** Problem to solve **
Transcribe all the entries word for word, but omit the images.
-*-
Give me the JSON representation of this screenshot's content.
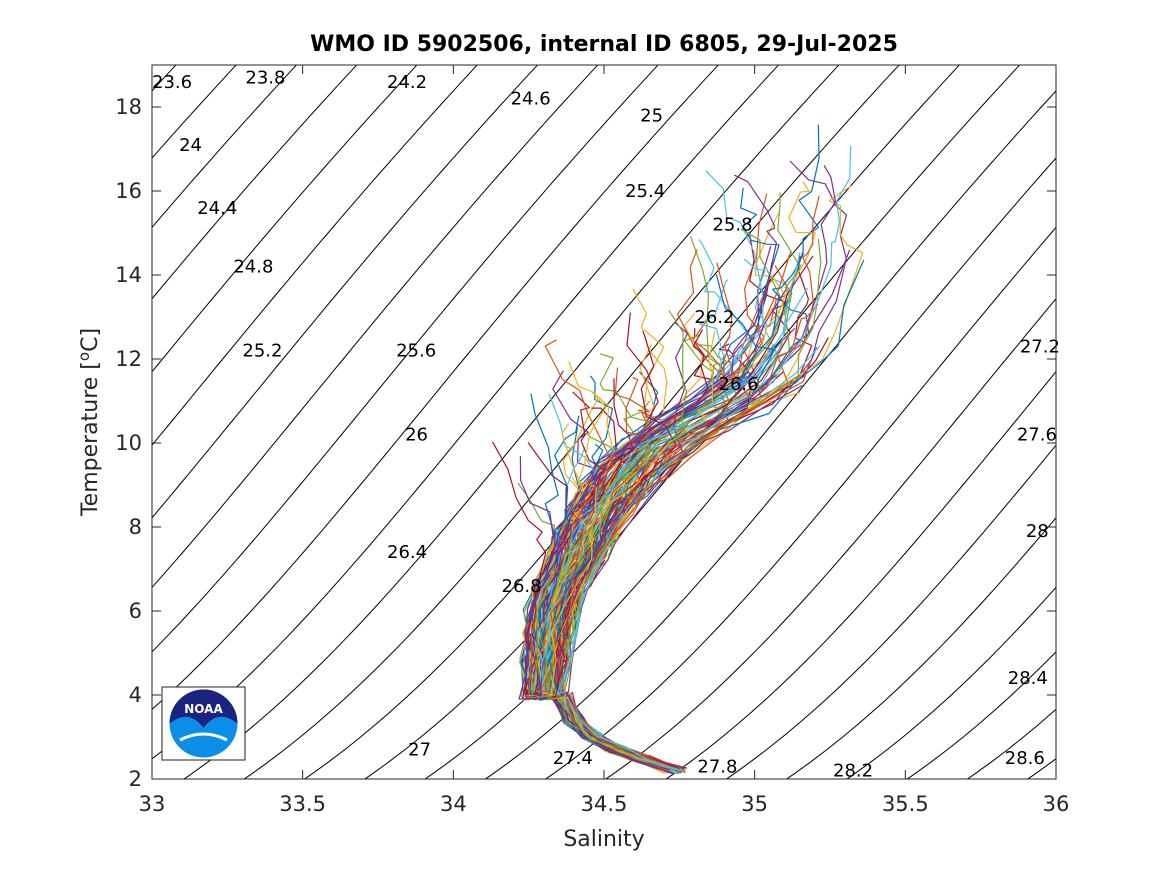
{
  "chart_data": {
    "type": "line",
    "title": "WMO ID 5902506, internal ID 6805, 29-Jul-2025",
    "xlabel": "Salinity",
    "ylabel": "Temperature [",
    "ylabel_sup": "o",
    "ylabel_unit": "C]",
    "xlim": [
      33,
      36
    ],
    "ylim": [
      2,
      19
    ],
    "xticks": [
      "33",
      "33.5",
      "34",
      "34.5",
      "35",
      "35.5",
      "36"
    ],
    "yticks": [
      "2",
      "4",
      "6",
      "8",
      "10",
      "12",
      "14",
      "16",
      "18"
    ],
    "grid": false,
    "isopycnal_labels": [
      {
        "text": "23.6",
        "s": 33.0,
        "t": 18.6
      },
      {
        "text": "23.8",
        "s": 33.31,
        "t": 18.7
      },
      {
        "text": "24.2",
        "s": 33.78,
        "t": 18.6
      },
      {
        "text": "24.6",
        "s": 34.19,
        "t": 18.2
      },
      {
        "text": "25",
        "s": 34.62,
        "t": 17.8
      },
      {
        "text": "24",
        "s": 33.09,
        "t": 17.1
      },
      {
        "text": "25.4",
        "s": 34.57,
        "t": 16.0
      },
      {
        "text": "24.4",
        "s": 33.15,
        "t": 15.6
      },
      {
        "text": "25.8",
        "s": 34.86,
        "t": 15.2
      },
      {
        "text": "24.8",
        "s": 33.27,
        "t": 14.2
      },
      {
        "text": "26.2",
        "s": 34.8,
        "t": 13.0
      },
      {
        "text": "25.2",
        "s": 33.3,
        "t": 12.2
      },
      {
        "text": "25.6",
        "s": 33.81,
        "t": 12.2
      },
      {
        "text": "27.2",
        "s": 35.88,
        "t": 12.3
      },
      {
        "text": "26.6",
        "s": 34.88,
        "t": 11.4
      },
      {
        "text": "26",
        "s": 33.84,
        "t": 10.2
      },
      {
        "text": "27.6",
        "s": 35.87,
        "t": 10.2
      },
      {
        "text": "28",
        "s": 35.9,
        "t": 7.9
      },
      {
        "text": "26.4",
        "s": 33.78,
        "t": 7.4
      },
      {
        "text": "26.8",
        "s": 34.16,
        "t": 6.6
      },
      {
        "text": "28.4",
        "s": 35.84,
        "t": 4.4
      },
      {
        "text": "27",
        "s": 33.85,
        "t": 2.7
      },
      {
        "text": "27.4",
        "s": 34.33,
        "t": 2.5
      },
      {
        "text": "27.8",
        "s": 34.81,
        "t": 2.3
      },
      {
        "text": "28.2",
        "s": 35.26,
        "t": 2.2
      },
      {
        "text": "28.6",
        "s": 35.83,
        "t": 2.5
      }
    ],
    "main_profile": {
      "s": [
        34.3,
        34.31,
        34.32,
        34.33,
        34.36,
        34.41,
        34.44,
        34.49,
        34.54,
        34.6,
        34.67,
        34.78,
        34.92,
        35.02,
        35.08,
        35.13,
        35.17,
        35.22,
        35.28
      ],
      "t": [
        4.0,
        4.8,
        5.4,
        6.0,
        6.6,
        7.3,
        7.8,
        8.4,
        8.9,
        9.4,
        9.9,
        10.4,
        11.0,
        11.5,
        12.1,
        12.6,
        13.5,
        14.5,
        15.5
      ]
    },
    "deep_tail": {
      "s": [
        34.36,
        34.4,
        34.46,
        34.54,
        34.62,
        34.74
      ],
      "t": [
        4.0,
        3.4,
        3.0,
        2.7,
        2.5,
        2.2
      ]
    },
    "series_colors": [
      "#0072bd",
      "#d95319",
      "#edb120",
      "#7e2f8e",
      "#77ac30",
      "#4dbeee",
      "#a2142f"
    ],
    "logo": {
      "text": "NOAA",
      "top_color": "#1a237e",
      "bottom_color": "#0a8ee8"
    }
  }
}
-*-
** Result for this exercise **
Give me the JSON representation of this screenshot's content.
{
  "chart_data": {
    "type": "line",
    "title": "WMO ID 5902506, internal ID 6805, 29-Jul-2025",
    "xlabel": "Salinity",
    "ylabel": "Temperature [",
    "ylabel_sup": "o",
    "ylabel_unit": "C]",
    "xlim": [
      33,
      36
    ],
    "ylim": [
      2,
      19
    ],
    "xticks": [
      "33",
      "33.5",
      "34",
      "34.5",
      "35",
      "35.5",
      "36"
    ],
    "yticks": [
      "2",
      "4",
      "6",
      "8",
      "10",
      "12",
      "14",
      "16",
      "18"
    ],
    "grid": false,
    "isopycnal_labels": [
      {
        "text": "23.6",
        "s": 33.0,
        "t": 18.6
      },
      {
        "text": "23.8",
        "s": 33.31,
        "t": 18.7
      },
      {
        "text": "24.2",
        "s": 33.78,
        "t": 18.6
      },
      {
        "text": "24.6",
        "s": 34.19,
        "t": 18.2
      },
      {
        "text": "25",
        "s": 34.62,
        "t": 17.8
      },
      {
        "text": "24",
        "s": 33.09,
        "t": 17.1
      },
      {
        "text": "25.4",
        "s": 34.57,
        "t": 16.0
      },
      {
        "text": "24.4",
        "s": 33.15,
        "t": 15.6
      },
      {
        "text": "25.8",
        "s": 34.86,
        "t": 15.2
      },
      {
        "text": "24.8",
        "s": 33.27,
        "t": 14.2
      },
      {
        "text": "26.2",
        "s": 34.8,
        "t": 13.0
      },
      {
        "text": "25.2",
        "s": 33.3,
        "t": 12.2
      },
      {
        "text": "25.6",
        "s": 33.81,
        "t": 12.2
      },
      {
        "text": "27.2",
        "s": 35.88,
        "t": 12.3
      },
      {
        "text": "26.6",
        "s": 34.88,
        "t": 11.4
      },
      {
        "text": "26",
        "s": 33.84,
        "t": 10.2
      },
      {
        "text": "27.6",
        "s": 35.87,
        "t": 10.2
      },
      {
        "text": "28",
        "s": 35.9,
        "t": 7.9
      },
      {
        "text": "26.4",
        "s": 33.78,
        "t": 7.4
      },
      {
        "text": "26.8",
        "s": 34.16,
        "t": 6.6
      },
      {
        "text": "28.4",
        "s": 35.84,
        "t": 4.4
      },
      {
        "text": "27",
        "s": 33.85,
        "t": 2.7
      },
      {
        "text": "27.4",
        "s": 34.33,
        "t": 2.5
      },
      {
        "text": "27.8",
        "s": 34.81,
        "t": 2.3
      },
      {
        "text": "28.2",
        "s": 35.26,
        "t": 2.2
      },
      {
        "text": "28.6",
        "s": 35.83,
        "t": 2.5
      }
    ],
    "main_profile": {
      "s": [
        34.3,
        34.31,
        34.32,
        34.33,
        34.36,
        34.41,
        34.44,
        34.49,
        34.54,
        34.6,
        34.67,
        34.78,
        34.92,
        35.02,
        35.08,
        35.13,
        35.17,
        35.22,
        35.28
      ],
      "t": [
        4.0,
        4.8,
        5.4,
        6.0,
        6.6,
        7.3,
        7.8,
        8.4,
        8.9,
        9.4,
        9.9,
        10.4,
        11.0,
        11.5,
        12.1,
        12.6,
        13.5,
        14.5,
        15.5
      ]
    },
    "deep_tail": {
      "s": [
        34.36,
        34.4,
        34.46,
        34.54,
        34.62,
        34.74
      ],
      "t": [
        4.0,
        3.4,
        3.0,
        2.7,
        2.5,
        2.2
      ]
    },
    "series_colors": [
      "#0072bd",
      "#d95319",
      "#edb120",
      "#7e2f8e",
      "#77ac30",
      "#4dbeee",
      "#a2142f"
    ],
    "logo": {
      "text": "NOAA",
      "top_color": "#1a237e",
      "bottom_color": "#0a8ee8"
    }
  }
}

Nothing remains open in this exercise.